(Text under study begins)
Mormons and the Old Testament Canon: Mormons and the Old Testament #1

This article is the first in a projected series on Mormonism and the Old Testament. Throughout this year (2026), the LDS Church’s official curriculum Come, Follow Me takes members through the Old Testament.[1] These articles offer an evangelical Christian perspective and response to the LDS use and interpretation of the Old Testament.

We begin by considering what the LDS Church teaches about the canon of the Old Testament. The term canon in Christian theology refers to the collection of writings properly included in the Bible or in one of its two major parts, the Old and New Testaments. As is well known, Mormonism accepts additional texts outside the Bible as scripture. In Mormon parlance, there are four collections of scriptural writings—the Bible, the Book of Mormon, Doctrine and Covenants, and Pearl of Great Price—and these are called the four “standard works.”

The LDS Church accepts within its standard works the same 39 books of the Old Testament as in the Protestant canon of the Old Testament. These same 39 books (arranged and sometimes even counted differently) are the books accepted in Judaism as the Bible since around the time of Jesus (i.e., the Hebrew Bible, also called the Tanak). Thus, in its online Guide to the Scriptures, the LDS Church’s official website states: “The Old Testament consists of the books of scripture used among the Jews of Palestine during the Lord’s mortal ministry.”[2] This same work in its entry on “Old Testament” lists those 39 books.
(Text under study ends)
(Recorded data begins)
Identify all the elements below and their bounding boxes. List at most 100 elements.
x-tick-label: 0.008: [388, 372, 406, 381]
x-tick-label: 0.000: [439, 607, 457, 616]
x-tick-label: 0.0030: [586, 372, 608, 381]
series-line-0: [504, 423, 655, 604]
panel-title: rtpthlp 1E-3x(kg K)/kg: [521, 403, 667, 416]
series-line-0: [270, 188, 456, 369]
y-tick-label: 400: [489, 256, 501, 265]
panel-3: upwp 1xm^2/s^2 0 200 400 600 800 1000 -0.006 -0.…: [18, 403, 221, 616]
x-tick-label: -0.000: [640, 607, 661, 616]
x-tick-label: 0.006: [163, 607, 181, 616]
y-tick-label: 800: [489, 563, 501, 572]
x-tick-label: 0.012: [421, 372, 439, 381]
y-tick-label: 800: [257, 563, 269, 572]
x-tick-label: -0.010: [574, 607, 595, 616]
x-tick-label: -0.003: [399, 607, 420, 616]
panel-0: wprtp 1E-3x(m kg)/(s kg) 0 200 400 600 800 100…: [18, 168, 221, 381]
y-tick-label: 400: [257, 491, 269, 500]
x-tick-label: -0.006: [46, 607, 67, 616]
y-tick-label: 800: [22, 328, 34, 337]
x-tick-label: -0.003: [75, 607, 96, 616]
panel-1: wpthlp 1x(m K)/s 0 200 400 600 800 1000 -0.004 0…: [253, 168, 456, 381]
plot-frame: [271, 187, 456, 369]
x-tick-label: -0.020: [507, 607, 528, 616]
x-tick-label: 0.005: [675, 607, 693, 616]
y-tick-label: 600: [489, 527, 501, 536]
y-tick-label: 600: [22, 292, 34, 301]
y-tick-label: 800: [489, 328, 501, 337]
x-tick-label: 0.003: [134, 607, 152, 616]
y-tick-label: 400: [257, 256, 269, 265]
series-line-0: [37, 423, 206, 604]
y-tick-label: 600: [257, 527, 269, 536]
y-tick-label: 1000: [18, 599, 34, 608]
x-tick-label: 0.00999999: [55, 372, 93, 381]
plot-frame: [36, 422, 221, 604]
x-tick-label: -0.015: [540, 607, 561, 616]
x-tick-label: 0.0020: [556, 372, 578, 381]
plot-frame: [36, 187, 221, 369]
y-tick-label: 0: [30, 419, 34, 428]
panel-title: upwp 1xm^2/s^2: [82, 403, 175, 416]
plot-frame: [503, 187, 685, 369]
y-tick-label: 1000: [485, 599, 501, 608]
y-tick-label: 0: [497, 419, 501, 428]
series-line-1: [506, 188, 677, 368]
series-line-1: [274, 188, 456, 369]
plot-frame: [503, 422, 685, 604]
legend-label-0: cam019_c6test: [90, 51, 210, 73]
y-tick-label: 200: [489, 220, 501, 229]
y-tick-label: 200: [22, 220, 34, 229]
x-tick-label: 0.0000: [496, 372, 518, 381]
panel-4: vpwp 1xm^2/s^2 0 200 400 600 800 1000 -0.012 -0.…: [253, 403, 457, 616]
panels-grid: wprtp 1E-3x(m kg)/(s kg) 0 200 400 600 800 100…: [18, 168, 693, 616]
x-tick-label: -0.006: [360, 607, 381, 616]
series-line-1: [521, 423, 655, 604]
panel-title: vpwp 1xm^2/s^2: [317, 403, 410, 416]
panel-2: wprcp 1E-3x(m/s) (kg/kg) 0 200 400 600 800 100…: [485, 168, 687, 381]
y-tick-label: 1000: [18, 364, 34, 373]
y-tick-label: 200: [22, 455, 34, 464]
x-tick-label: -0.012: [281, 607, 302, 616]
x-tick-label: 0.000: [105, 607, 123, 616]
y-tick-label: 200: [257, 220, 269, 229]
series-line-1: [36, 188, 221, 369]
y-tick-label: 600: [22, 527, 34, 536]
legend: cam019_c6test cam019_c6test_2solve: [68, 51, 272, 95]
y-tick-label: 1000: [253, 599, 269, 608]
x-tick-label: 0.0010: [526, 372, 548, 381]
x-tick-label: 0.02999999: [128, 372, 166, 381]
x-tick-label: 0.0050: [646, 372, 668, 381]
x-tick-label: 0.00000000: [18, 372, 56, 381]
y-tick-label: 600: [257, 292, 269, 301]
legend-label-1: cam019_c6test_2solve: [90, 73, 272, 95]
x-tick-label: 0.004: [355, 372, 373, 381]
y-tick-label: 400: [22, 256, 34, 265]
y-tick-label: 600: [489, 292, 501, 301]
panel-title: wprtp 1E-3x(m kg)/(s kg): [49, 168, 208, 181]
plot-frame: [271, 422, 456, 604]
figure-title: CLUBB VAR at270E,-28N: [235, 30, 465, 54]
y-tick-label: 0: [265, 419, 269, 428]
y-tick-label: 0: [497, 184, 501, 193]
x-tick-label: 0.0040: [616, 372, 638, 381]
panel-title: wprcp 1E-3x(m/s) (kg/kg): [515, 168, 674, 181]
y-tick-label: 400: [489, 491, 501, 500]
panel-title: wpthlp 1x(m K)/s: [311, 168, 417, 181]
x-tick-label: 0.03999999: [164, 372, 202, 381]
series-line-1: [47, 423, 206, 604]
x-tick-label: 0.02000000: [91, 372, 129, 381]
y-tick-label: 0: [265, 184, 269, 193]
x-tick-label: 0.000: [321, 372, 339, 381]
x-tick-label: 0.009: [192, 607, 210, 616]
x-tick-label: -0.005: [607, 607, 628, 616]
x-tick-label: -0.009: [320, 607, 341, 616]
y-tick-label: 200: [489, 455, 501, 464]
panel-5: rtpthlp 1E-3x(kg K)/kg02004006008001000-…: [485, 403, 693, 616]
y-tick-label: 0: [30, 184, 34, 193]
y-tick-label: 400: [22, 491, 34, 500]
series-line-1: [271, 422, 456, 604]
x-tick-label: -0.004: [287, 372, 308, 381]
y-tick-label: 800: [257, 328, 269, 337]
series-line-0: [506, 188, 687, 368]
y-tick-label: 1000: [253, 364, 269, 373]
(Recorded data ends)
Activity 1 → Reproduce the article on Mormons and the Old Testament word for word from "The LDS Church accepts" to "those 39 books.".
Activity 2 → For each statement, say yes or no to whether the article on Mormons and the Old Testament supports it, and quote the article's deciding words: (a) The LDS Church accepts the same 39 Old Testament books as the Protestant canon. (b) Mormonism counts five collections of scriptural writings among its standard works. (c) The articles in the series offer a Catholic perspective.
The items are not needed for the work that comes next.

Answer section 1 →
The LDS Church accepts within its standard works the same 39 books of the Old Testament as in the Protestant canon of the Old Testament. These same 39 books (arranged and sometimes even counted differently) are the books accepted in Judaism as the Bible since around the time of Jesus (i.e., the Hebrew Bible, also called the Tanak). Thus, in its online Guide to the Scriptures, the LDS Church’s official website states: “The Old Testament consists of the books of scripture used among the Jews of Palestine during the Lord’s mortal ministry.”[2] This same work in its entry on “Old Testament” lists those 39 books.

Answer section 2 →
(a) Yes: "The LDS Church accepts within its standard works the same 39 books of the Old Testament as in the Protestant canon of the Old Testament."
(b) No: "there are four collections of scriptural writings"
(c) No: "These articles offer an evangelical Christian perspective"